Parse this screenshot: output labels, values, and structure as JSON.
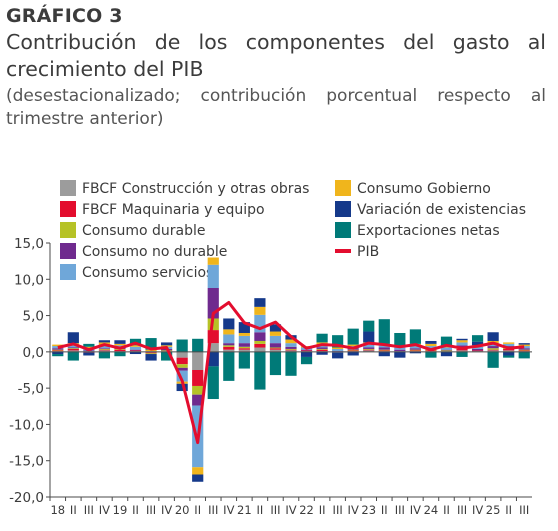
{
  "header": {
    "kicker": "GRÁFICO 3",
    "title": "Contribución de los componentes del gasto al crecimiento del PIB",
    "subtitle": "(desestacionalizado; contribución porcentual respecto al trimestre anterior)"
  },
  "chart_data": {
    "type": "bar",
    "stacked": true,
    "ylim": [
      -20,
      15
    ],
    "yticks": [
      "15,0",
      "10,0",
      "5,0",
      "0,0",
      "-5,0",
      "-10,0",
      "-15,0",
      "-20,0"
    ],
    "categories": [
      "18 I",
      "II",
      "III",
      "IV",
      "19 I",
      "II",
      "III",
      "IV",
      "20 I",
      "II",
      "III",
      "IV",
      "21 I",
      "II",
      "III",
      "IV",
      "22 I",
      "II",
      "III",
      "IV",
      "23 I",
      "II",
      "III",
      "IV",
      "24 I",
      "II",
      "III",
      "IV",
      "25 I",
      "II",
      "III"
    ],
    "category_labels": [
      "18",
      "II",
      "III",
      "IV",
      "19",
      "II",
      "III",
      "IV",
      "20",
      "II",
      "III",
      "IV",
      "21",
      "II",
      "III",
      "IV",
      "22",
      "II",
      "III",
      "IV",
      "23",
      "II",
      "III",
      "IV",
      "24",
      "II",
      "III",
      "IV",
      "25",
      "II",
      "III"
    ],
    "legend_position": "top",
    "series": [
      {
        "name": "FBCF Construcción y otras obras",
        "color": "#9c9c9c",
        "values": [
          0.1,
          0.2,
          0.1,
          0.2,
          0.1,
          0.1,
          -0.1,
          0.1,
          -0.8,
          -2.5,
          1.2,
          0.3,
          0.3,
          0.6,
          0.3,
          0.2,
          0.1,
          0.1,
          -0.1,
          0.1,
          0.2,
          0.1,
          0.1,
          0.1,
          0.1,
          0.1,
          0.2,
          0.1,
          0.2,
          0.2,
          0.1
        ]
      },
      {
        "name": "FBCF Maquinaria y equipo",
        "color": "#e30d2e",
        "values": [
          0.1,
          0.2,
          -0.1,
          0.1,
          0.2,
          0.1,
          -0.1,
          0.0,
          -0.9,
          -2.2,
          1.8,
          0.4,
          0.2,
          0.5,
          0.2,
          0.1,
          0.1,
          0.2,
          0.0,
          0.1,
          0.1,
          0.1,
          0.0,
          0.1,
          0.1,
          0.0,
          0.2,
          0.1,
          0.1,
          0.2,
          0.1
        ]
      },
      {
        "name": "Consumo durable",
        "color": "#b6c226",
        "values": [
          0.1,
          0.1,
          0.0,
          0.1,
          0.1,
          0.0,
          -0.1,
          0.1,
          -0.5,
          -1.2,
          1.6,
          0.2,
          0.2,
          0.4,
          0.1,
          0.1,
          0.0,
          0.1,
          0.0,
          0.1,
          0.1,
          0.1,
          0.0,
          0.1,
          0.1,
          0.1,
          0.2,
          0.0,
          0.2,
          0.2,
          0.1
        ]
      },
      {
        "name": "Consumo no durable",
        "color": "#6f2a8e",
        "values": [
          0.2,
          0.1,
          0.1,
          0.1,
          0.2,
          0.1,
          0.0,
          0.2,
          -0.4,
          -1.5,
          4.2,
          0.3,
          0.5,
          1.2,
          0.6,
          0.3,
          0.1,
          0.2,
          0.1,
          0.2,
          0.2,
          0.3,
          0.2,
          0.2,
          0.2,
          0.1,
          0.3,
          0.2,
          0.3,
          0.2,
          0.2
        ]
      },
      {
        "name": "Consumo servicios",
        "color": "#6fa7d9",
        "values": [
          0.3,
          0.4,
          0.3,
          0.5,
          0.3,
          0.4,
          0.1,
          0.3,
          -1.5,
          -8.5,
          3.2,
          1.2,
          1.0,
          2.4,
          1.0,
          0.5,
          0.3,
          0.4,
          0.3,
          0.3,
          0.4,
          0.3,
          0.3,
          0.3,
          0.3,
          0.3,
          0.4,
          0.3,
          0.4,
          0.3,
          0.3
        ]
      },
      {
        "name": "Consumo Gobierno",
        "color": "#f0b51c",
        "values": [
          0.2,
          0.2,
          0.2,
          0.3,
          0.2,
          0.2,
          0.2,
          0.2,
          -0.3,
          -1.0,
          1.0,
          0.7,
          0.4,
          1.1,
          0.6,
          0.5,
          0.2,
          0.3,
          0.2,
          0.2,
          0.3,
          0.2,
          0.2,
          0.3,
          0.3,
          0.2,
          0.3,
          0.2,
          0.3,
          0.2,
          0.2
        ]
      },
      {
        "name": "Variación de existencias",
        "color": "#15398a",
        "values": [
          -0.3,
          1.5,
          -0.4,
          0.3,
          0.5,
          -0.3,
          -0.9,
          0.4,
          -1.0,
          -1.0,
          -2.0,
          1.5,
          1.5,
          1.2,
          1.0,
          0.6,
          -0.7,
          -0.4,
          -0.8,
          -0.5,
          1.5,
          -0.6,
          -0.8,
          -0.2,
          0.4,
          -0.6,
          0.2,
          0.5,
          1.2,
          -0.5,
          0.2
        ]
      },
      {
        "name": "Exportaciones netas",
        "color": "#007a78",
        "values": [
          -0.3,
          -1.2,
          0.4,
          -0.9,
          -0.6,
          0.9,
          1.6,
          -1.2,
          1.7,
          1.8,
          -4.5,
          -4.0,
          -2.3,
          -5.2,
          -3.2,
          -3.3,
          -1.0,
          1.2,
          1.7,
          2.2,
          1.5,
          3.4,
          1.8,
          2.0,
          -0.8,
          1.3,
          -0.7,
          0.9,
          -2.2,
          -0.3,
          -0.9
        ]
      }
    ],
    "line": {
      "name": "PIB",
      "color": "#e30d2e",
      "values": [
        0.6,
        1.1,
        0.3,
        1.0,
        0.5,
        1.2,
        0.4,
        0.6,
        -4.0,
        -12.5,
        5.3,
        6.8,
        4.0,
        3.2,
        4.1,
        2.1,
        0.5,
        1.0,
        0.9,
        0.5,
        1.2,
        1.0,
        0.7,
        1.0,
        0.3,
        0.9,
        0.5,
        0.8,
        1.2,
        0.5,
        0.7
      ]
    }
  }
}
++++++
▶ Work to do: Which lines hold the word "color"? Copy all of them.

▶ Output for this exercise:
        "color": "#9c9c9c",
        "color": "#e30d2e",
        "color": "#b6c226",
        "color": "#6f2a8e",
        "color": "#6fa7d9",
        "color": "#f0b51c",
        "color": "#15398a",
        "color": "#007a78",
      "color": "#e30d2e",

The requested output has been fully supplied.